What to do ::
State only how many lines below include the string "Transportation".

[START OF Given records]

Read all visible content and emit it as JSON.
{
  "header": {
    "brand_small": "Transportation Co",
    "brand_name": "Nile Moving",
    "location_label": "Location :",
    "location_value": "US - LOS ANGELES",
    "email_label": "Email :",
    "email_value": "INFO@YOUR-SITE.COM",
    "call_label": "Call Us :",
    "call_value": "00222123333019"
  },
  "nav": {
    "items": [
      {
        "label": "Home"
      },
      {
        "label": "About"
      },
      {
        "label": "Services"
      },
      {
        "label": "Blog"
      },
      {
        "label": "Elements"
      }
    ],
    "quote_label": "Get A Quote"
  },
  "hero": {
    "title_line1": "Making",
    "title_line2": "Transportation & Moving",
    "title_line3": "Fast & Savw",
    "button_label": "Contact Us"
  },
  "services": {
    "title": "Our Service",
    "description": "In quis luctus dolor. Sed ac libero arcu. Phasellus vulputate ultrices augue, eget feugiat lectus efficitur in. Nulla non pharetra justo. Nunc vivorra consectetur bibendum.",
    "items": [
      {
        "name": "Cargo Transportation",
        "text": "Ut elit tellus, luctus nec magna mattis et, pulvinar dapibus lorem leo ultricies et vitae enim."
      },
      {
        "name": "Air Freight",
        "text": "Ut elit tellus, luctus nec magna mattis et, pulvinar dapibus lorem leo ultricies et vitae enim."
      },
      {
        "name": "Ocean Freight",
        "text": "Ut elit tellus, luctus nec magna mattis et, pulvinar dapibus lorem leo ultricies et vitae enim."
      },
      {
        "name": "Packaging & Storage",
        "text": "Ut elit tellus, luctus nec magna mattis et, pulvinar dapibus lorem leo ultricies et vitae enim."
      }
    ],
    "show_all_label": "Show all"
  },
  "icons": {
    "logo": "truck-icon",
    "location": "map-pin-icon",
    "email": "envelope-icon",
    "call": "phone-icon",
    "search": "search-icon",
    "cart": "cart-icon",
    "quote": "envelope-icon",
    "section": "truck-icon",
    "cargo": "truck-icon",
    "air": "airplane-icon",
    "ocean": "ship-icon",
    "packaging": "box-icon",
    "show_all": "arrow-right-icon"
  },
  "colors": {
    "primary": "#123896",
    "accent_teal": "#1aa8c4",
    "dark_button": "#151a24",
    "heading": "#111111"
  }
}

[END OF Given records]

Reply to the exercise ::
3